- Goal of the exercise -
From the entries below, gather each line containing the word "mine".

- Listing -
++++
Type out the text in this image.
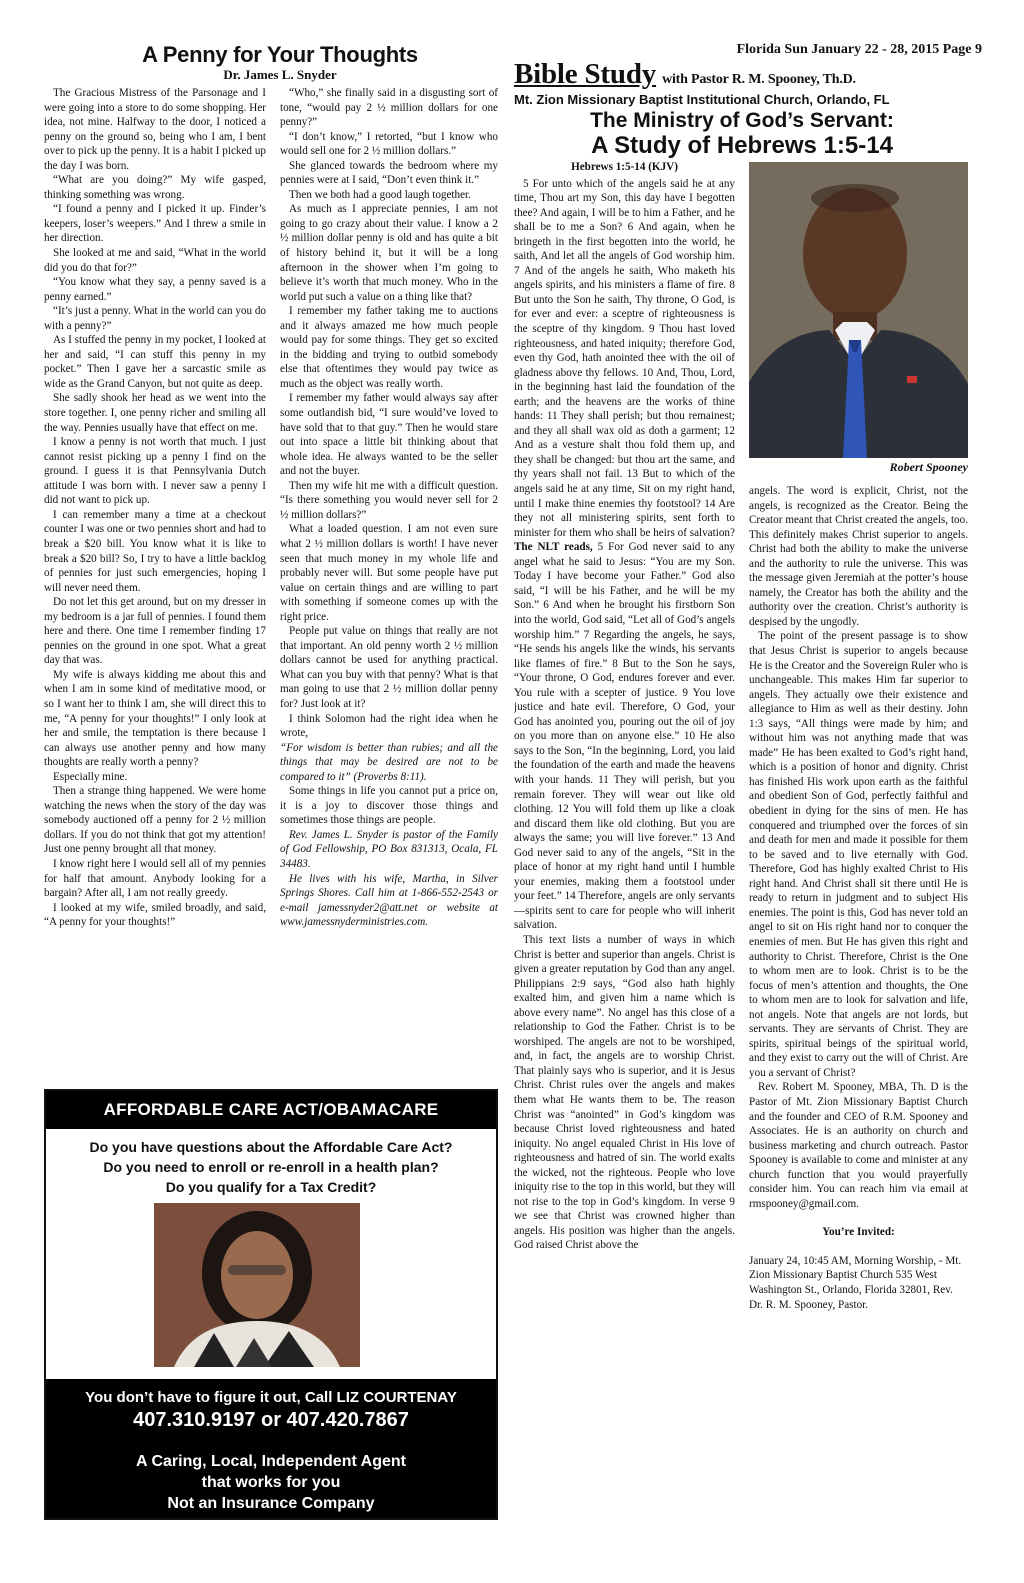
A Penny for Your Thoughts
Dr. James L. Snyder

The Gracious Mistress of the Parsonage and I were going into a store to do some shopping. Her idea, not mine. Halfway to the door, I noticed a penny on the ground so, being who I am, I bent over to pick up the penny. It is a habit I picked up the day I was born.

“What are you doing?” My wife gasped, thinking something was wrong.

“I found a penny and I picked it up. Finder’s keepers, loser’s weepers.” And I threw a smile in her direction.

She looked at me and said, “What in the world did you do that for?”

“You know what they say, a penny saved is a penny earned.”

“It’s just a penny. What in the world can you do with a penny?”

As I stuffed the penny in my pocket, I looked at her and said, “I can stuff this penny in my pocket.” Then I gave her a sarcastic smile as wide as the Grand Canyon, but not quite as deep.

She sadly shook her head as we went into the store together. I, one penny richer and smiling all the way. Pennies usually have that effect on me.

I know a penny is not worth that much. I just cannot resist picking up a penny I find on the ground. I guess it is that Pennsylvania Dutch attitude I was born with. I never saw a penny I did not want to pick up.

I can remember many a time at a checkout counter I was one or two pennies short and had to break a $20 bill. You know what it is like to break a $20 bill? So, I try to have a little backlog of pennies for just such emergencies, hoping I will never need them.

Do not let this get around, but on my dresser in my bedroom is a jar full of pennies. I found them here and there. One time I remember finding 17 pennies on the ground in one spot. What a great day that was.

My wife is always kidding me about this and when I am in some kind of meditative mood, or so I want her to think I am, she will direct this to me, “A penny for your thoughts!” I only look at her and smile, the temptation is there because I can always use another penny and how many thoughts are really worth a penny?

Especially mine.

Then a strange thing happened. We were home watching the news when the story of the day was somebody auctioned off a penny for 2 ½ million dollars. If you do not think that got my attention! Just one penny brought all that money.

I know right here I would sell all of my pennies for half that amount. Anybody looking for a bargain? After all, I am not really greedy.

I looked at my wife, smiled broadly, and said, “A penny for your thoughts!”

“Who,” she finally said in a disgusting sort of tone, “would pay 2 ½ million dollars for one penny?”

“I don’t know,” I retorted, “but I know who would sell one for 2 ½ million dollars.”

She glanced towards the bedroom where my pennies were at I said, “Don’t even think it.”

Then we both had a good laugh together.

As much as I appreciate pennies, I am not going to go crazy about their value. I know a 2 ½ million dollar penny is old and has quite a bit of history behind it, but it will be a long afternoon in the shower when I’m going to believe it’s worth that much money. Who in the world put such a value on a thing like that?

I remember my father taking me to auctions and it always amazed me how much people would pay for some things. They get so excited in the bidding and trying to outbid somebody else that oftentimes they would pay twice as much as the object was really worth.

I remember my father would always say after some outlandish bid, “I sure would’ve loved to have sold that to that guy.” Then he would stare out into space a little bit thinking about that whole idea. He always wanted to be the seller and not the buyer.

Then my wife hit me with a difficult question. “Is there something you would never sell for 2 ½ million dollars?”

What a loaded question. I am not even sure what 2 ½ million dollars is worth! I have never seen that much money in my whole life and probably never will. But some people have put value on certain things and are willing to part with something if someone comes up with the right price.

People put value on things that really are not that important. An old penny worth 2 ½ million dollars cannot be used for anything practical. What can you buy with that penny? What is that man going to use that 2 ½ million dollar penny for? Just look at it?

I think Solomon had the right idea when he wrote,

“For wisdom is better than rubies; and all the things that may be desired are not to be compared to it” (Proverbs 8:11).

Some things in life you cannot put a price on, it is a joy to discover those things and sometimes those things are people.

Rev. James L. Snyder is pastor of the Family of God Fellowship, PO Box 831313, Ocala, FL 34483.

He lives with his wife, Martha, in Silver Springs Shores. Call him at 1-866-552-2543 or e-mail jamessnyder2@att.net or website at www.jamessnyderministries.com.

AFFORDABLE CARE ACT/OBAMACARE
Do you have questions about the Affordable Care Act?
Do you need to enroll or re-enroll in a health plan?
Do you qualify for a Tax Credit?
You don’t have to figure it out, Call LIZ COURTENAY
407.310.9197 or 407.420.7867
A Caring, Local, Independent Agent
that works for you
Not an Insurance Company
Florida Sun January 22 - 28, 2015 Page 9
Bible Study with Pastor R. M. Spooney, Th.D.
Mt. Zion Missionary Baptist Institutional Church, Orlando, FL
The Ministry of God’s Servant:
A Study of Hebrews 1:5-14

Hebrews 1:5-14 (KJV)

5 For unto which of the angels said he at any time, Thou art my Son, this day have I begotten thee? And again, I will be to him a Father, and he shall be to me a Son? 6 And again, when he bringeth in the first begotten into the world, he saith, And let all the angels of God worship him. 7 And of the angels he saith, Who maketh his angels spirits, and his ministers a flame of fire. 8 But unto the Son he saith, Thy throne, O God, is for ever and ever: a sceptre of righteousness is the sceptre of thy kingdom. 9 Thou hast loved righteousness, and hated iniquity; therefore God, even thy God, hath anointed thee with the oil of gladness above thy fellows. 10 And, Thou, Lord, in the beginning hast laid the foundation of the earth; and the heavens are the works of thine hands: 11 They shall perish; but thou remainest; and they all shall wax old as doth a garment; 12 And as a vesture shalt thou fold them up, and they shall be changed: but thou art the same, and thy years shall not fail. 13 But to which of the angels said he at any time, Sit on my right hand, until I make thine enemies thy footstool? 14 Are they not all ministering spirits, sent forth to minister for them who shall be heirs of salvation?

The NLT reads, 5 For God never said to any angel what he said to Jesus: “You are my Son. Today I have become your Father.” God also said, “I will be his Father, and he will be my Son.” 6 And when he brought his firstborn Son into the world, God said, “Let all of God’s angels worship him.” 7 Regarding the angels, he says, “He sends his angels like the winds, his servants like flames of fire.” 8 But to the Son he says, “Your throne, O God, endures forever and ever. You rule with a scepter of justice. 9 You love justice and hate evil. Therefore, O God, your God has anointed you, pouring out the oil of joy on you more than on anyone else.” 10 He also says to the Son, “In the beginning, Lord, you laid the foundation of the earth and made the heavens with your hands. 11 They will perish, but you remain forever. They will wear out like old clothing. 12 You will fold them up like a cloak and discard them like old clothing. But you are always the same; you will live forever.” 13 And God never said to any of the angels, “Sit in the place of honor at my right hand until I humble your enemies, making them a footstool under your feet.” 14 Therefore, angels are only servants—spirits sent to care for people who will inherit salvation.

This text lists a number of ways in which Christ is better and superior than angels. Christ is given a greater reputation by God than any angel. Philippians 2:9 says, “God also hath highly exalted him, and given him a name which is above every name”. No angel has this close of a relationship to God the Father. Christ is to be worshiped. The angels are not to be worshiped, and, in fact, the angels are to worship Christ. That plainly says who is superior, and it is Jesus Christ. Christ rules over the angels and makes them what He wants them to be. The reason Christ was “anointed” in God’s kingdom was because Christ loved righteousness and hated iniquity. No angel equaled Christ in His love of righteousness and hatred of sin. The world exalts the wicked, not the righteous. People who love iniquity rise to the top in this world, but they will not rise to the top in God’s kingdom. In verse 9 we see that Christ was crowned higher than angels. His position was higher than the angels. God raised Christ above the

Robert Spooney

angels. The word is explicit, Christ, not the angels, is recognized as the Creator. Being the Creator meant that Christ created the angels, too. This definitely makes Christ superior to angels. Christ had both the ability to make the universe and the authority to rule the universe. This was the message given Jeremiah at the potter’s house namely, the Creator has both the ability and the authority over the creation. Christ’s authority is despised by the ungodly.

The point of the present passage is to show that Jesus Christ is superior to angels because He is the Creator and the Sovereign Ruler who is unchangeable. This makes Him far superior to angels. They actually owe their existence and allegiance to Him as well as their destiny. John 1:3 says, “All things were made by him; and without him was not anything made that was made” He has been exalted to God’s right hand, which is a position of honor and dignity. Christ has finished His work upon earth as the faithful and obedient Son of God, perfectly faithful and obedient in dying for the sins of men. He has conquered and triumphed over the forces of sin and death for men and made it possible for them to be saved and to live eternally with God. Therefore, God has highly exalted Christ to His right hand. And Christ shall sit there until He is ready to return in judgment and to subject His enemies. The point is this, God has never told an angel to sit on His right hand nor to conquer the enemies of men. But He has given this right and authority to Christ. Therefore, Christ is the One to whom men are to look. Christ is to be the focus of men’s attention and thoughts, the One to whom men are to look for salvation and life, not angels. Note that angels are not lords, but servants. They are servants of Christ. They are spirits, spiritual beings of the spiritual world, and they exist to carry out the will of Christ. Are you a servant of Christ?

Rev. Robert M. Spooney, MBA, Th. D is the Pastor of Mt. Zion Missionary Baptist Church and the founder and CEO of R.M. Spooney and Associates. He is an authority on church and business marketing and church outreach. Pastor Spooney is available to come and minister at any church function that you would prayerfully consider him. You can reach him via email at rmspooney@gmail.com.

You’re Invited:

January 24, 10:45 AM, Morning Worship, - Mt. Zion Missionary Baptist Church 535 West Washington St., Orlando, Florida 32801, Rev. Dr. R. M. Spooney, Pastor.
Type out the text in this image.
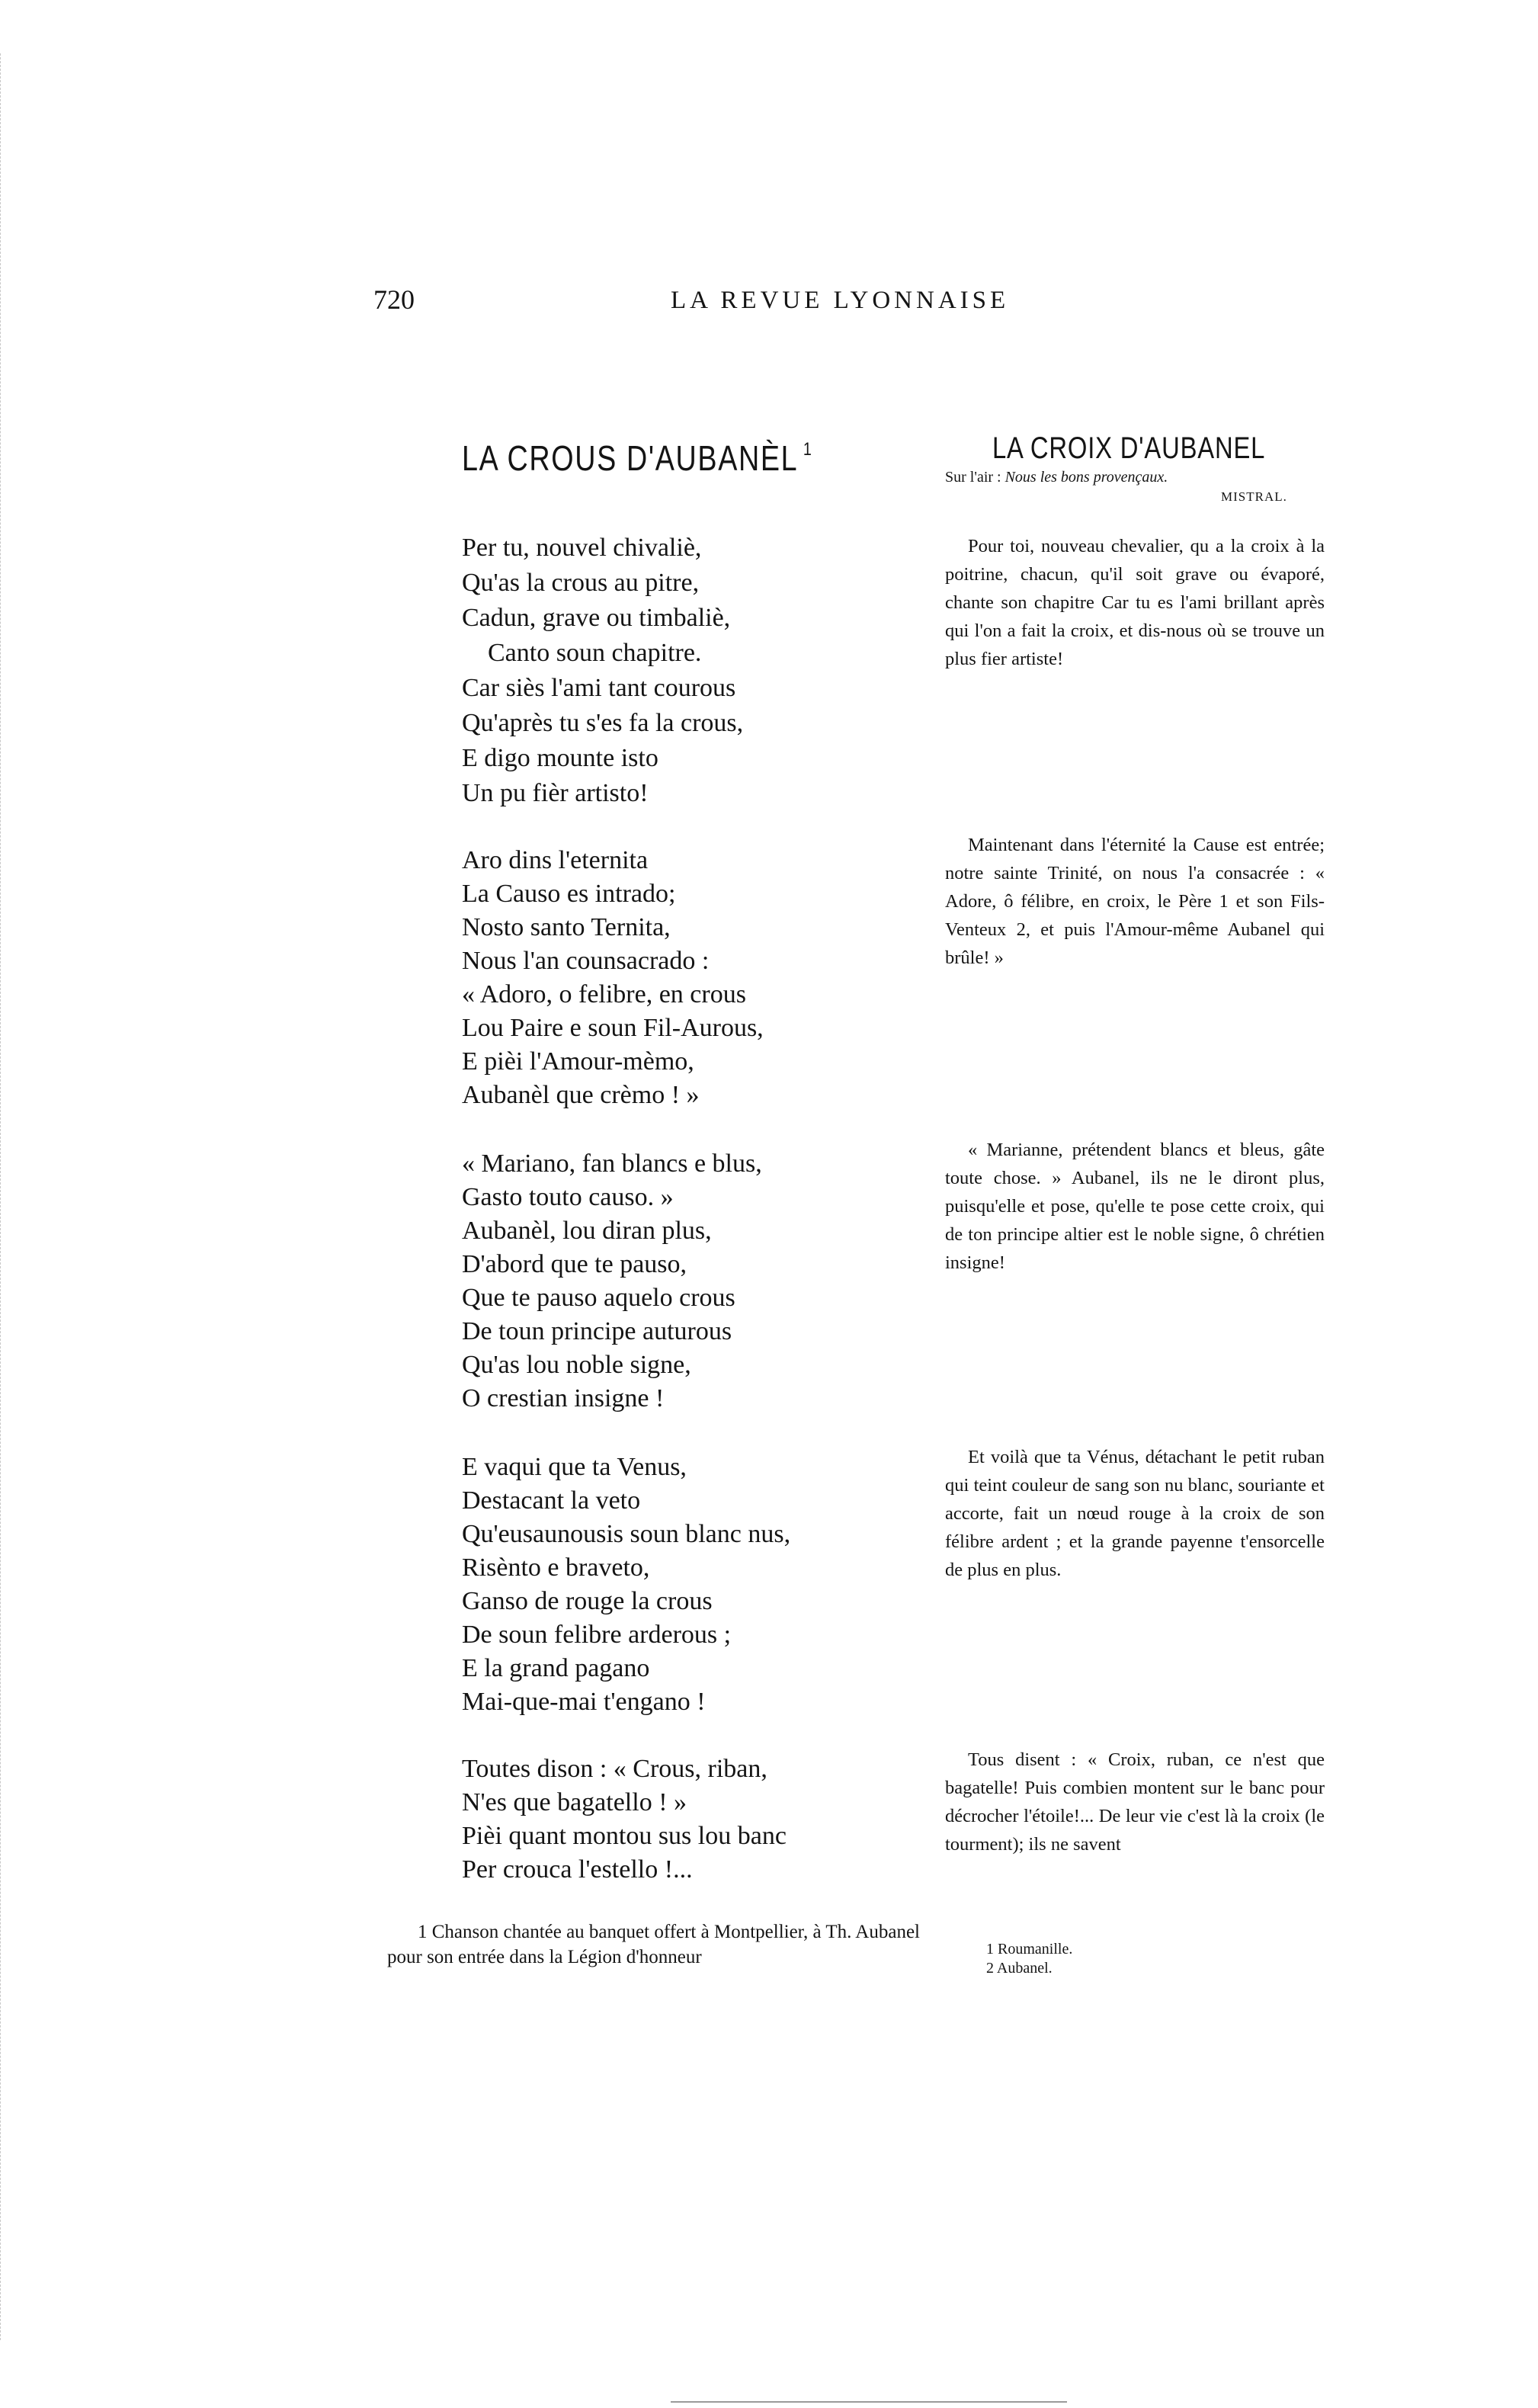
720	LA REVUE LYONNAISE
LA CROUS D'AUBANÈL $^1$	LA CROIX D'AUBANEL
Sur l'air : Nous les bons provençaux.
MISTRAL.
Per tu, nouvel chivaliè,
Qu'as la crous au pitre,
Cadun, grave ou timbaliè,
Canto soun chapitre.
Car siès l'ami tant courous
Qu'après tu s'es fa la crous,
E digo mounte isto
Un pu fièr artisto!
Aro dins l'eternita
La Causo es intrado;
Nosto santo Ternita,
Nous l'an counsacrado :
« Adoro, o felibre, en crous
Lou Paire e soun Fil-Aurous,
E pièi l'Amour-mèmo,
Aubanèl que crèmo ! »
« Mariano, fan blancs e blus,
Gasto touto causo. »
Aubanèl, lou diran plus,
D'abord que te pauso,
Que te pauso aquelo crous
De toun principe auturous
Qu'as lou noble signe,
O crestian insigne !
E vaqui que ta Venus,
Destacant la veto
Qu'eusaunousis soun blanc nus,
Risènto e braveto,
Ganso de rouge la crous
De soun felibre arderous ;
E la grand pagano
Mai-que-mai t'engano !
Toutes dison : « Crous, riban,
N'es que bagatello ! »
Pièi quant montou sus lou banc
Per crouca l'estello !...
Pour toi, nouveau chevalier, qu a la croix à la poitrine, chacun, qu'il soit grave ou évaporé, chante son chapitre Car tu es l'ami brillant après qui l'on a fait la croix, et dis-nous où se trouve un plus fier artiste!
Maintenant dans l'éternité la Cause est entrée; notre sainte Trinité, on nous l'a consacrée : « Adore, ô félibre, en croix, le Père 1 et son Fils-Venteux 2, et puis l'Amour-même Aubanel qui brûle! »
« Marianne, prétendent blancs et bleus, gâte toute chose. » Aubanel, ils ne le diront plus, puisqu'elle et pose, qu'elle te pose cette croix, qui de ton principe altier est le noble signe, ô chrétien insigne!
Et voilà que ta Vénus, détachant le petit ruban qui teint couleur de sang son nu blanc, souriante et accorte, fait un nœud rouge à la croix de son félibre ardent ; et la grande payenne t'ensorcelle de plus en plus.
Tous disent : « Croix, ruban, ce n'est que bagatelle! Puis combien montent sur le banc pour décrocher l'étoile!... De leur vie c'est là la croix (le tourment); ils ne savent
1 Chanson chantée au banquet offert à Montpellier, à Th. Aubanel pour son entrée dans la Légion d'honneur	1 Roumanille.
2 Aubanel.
++++
- Answer for the task -
The Gracious Mistress of the Parsonage and I were going into a store to do some shopping. Her idea, not mine. Halfway to the door, I noticed a penny on the ground so, being who I am, I bent over to pick up the penny. It is a habit I picked up the day I was born.
Especially mine.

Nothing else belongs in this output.